→ DIRECTIONS FOR THIS TASK: Every entry needs to be printed exactly, please.

→ DATA SUPPLIED:
+-------+

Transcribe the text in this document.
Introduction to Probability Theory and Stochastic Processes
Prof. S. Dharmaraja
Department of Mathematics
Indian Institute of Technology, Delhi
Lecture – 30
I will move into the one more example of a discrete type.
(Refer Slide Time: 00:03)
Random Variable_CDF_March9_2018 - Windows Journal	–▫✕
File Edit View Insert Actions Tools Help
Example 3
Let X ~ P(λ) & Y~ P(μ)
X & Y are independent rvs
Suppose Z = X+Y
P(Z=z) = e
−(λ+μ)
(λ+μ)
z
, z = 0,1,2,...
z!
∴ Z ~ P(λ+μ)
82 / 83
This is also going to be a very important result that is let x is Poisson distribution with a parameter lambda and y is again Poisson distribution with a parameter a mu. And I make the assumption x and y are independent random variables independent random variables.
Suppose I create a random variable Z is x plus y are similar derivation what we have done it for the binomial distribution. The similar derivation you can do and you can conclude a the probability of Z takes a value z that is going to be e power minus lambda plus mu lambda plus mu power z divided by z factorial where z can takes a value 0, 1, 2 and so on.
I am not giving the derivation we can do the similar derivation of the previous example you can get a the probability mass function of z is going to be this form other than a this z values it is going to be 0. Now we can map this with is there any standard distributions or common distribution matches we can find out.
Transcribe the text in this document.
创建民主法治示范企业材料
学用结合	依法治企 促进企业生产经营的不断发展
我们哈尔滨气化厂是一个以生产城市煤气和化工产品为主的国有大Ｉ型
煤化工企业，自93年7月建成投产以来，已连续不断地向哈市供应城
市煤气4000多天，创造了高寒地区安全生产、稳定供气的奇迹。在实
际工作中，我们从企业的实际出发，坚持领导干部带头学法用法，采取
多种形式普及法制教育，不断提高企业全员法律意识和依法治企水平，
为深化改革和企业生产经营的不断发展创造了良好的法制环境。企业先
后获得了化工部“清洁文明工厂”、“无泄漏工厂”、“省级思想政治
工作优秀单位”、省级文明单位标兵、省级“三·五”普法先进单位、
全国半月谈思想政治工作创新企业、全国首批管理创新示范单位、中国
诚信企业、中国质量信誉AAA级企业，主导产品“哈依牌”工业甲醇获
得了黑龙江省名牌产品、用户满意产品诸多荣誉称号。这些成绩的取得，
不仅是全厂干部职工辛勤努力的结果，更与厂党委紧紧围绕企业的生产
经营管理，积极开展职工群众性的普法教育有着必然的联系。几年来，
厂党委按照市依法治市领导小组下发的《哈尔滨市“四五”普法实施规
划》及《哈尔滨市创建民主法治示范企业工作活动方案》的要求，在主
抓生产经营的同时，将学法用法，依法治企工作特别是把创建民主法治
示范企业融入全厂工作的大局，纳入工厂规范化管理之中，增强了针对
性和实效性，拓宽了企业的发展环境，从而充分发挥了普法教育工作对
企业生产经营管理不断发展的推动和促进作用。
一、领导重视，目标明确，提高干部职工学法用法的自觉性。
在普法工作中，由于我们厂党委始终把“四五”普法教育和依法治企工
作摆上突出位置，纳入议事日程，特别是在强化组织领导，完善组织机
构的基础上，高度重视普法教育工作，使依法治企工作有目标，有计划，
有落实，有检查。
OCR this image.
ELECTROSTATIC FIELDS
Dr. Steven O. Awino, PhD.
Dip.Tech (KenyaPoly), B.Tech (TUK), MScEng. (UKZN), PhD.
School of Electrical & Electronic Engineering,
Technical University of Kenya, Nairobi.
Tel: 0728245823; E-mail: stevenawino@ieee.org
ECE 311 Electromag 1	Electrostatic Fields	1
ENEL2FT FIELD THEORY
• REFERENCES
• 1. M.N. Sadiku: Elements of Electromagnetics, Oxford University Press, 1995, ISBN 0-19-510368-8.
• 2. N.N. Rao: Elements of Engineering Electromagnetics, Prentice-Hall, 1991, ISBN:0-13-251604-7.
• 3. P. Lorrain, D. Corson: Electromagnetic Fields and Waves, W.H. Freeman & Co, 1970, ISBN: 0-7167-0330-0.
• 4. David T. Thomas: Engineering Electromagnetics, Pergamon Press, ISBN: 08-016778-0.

+-------+

→ RESPONSE:
Transcribe the text in this document.
Introduction to Probability Theory and Stochastic Processes
Prof. S. Dharmaraja
Department of Mathematics
Indian Institute of Technology, Delhi
Lecture – 30
I will move into the one more example of a discrete type.
(Refer Slide Time: 00:03)
Random Variable_CDF_March9_2018 - Windows Journal	–▫✕
File Edit View Insert Actions Tools Help
Example 3
Let X ~ P(λ) & Y~ P(μ)
X & Y are independent rvs
Suppose Z = X+Y
P(Z=z) = e
−(λ+μ)
(λ+μ)
z
, z = 0,1,2,...
z!
∴ Z ~ P(λ+μ)
82 / 83
This is also going to be a very important result that is let x is Poisson distribution with a parameter lambda and y is again Poisson distribution with a parameter a mu. And I make the assumption x and y are independent random variables independent random variables.
Suppose I create a random variable Z is x plus y are similar derivation what we have done it for the binomial distribution. The similar derivation you can do and you can conclude a the probability of Z takes a value z that is going to be e power minus lambda plus mu lambda plus mu power z divided by z factorial where z can takes a value 0, 1, 2 and so on.
I am not giving the derivation we can do the similar derivation of the previous example you can get a the probability mass function of z is going to be this form other than a this z values it is going to be 0. Now we can map this with is there any standard distributions or common distribution matches we can find out.
Transcribe the text in this document.
创建民主法治示范企业材料
学用结合	依法治企 促进企业生产经营的不断发展
我们哈尔滨气化厂是一个以生产城市煤气和化工产品为主的国有大Ｉ型
煤化工企业，自93年7月建成投产以来，已连续不断地向哈市供应城
市煤气4000多天，创造了高寒地区安全生产、稳定供气的奇迹。在实
际工作中，我们从企业的实际出发，坚持领导干部带头学法用法，采取
多种形式普及法制教育，不断提高企业全员法律意识和依法治企水平，
为深化改革和企业生产经营的不断发展创造了良好的法制环境。企业先
后获得了化工部“清洁文明工厂”、“无泄漏工厂”、“省级思想政治
工作优秀单位”、省级文明单位标兵、省级“三·五”普法先进单位、
全国半月谈思想政治工作创新企业、全国首批管理创新示范单位、中国
诚信企业、中国质量信誉AAA级企业，主导产品“哈依牌”工业甲醇获
得了黑龙江省名牌产品、用户满意产品诸多荣誉称号。这些成绩的取得，
不仅是全厂干部职工辛勤努力的结果，更与厂党委紧紧围绕企业的生产
经营管理，积极开展职工群众性的普法教育有着必然的联系。几年来，
厂党委按照市依法治市领导小组下发的《哈尔滨市“四五”普法实施规
划》及《哈尔滨市创建民主法治示范企业工作活动方案》的要求，在主
抓生产经营的同时，将学法用法，依法治企工作特别是把创建民主法治
示范企业融入全厂工作的大局，纳入工厂规范化管理之中，增强了针对
性和实效性，拓宽了企业的发展环境，从而充分发挥了普法教育工作对
企业生产经营管理不断发展的推动和促进作用。
一、领导重视，目标明确，提高干部职工学法用法的自觉性。
在普法工作中，由于我们厂党委始终把“四五”普法教育和依法治企工
作摆上突出位置，纳入议事日程，特别是在强化组织领导，完善组织机
构的基础上，高度重视普法教育工作，使依法治企工作有目标，有计划，
有落实，有检查。
OCR this image.
ELECTROSTATIC FIELDS
Dr. Steven O. Awino, PhD.
Dip.Tech (KenyaPoly), B.Tech (TUK), MScEng. (UKZN), PhD.
School of Electrical & Electronic Engineering,
Technical University of Kenya, Nairobi.
Tel: 0728245823; E-mail: stevenawino@ieee.org
ECE 311 Electromag 1	Electrostatic Fields	1
ENEL2FT FIELD THEORY
• REFERENCES
• 1. M.N. Sadiku: Elements of Electromagnetics, Oxford University Press, 1995, ISBN 0-19-510368-8.
• 2. N.N. Rao: Elements of Engineering Electromagnetics, Prentice-Hall, 1991, ISBN:0-13-251604-7.
• 3. P. Lorrain, D. Corson: Electromagnetic Fields and Waves, W.H. Freeman & Co, 1970, ISBN: 0-7167-0330-0.
• 4. David T. Thomas: Engineering Electromagnetics, Pergamon Press, ISBN: 08-016778-0.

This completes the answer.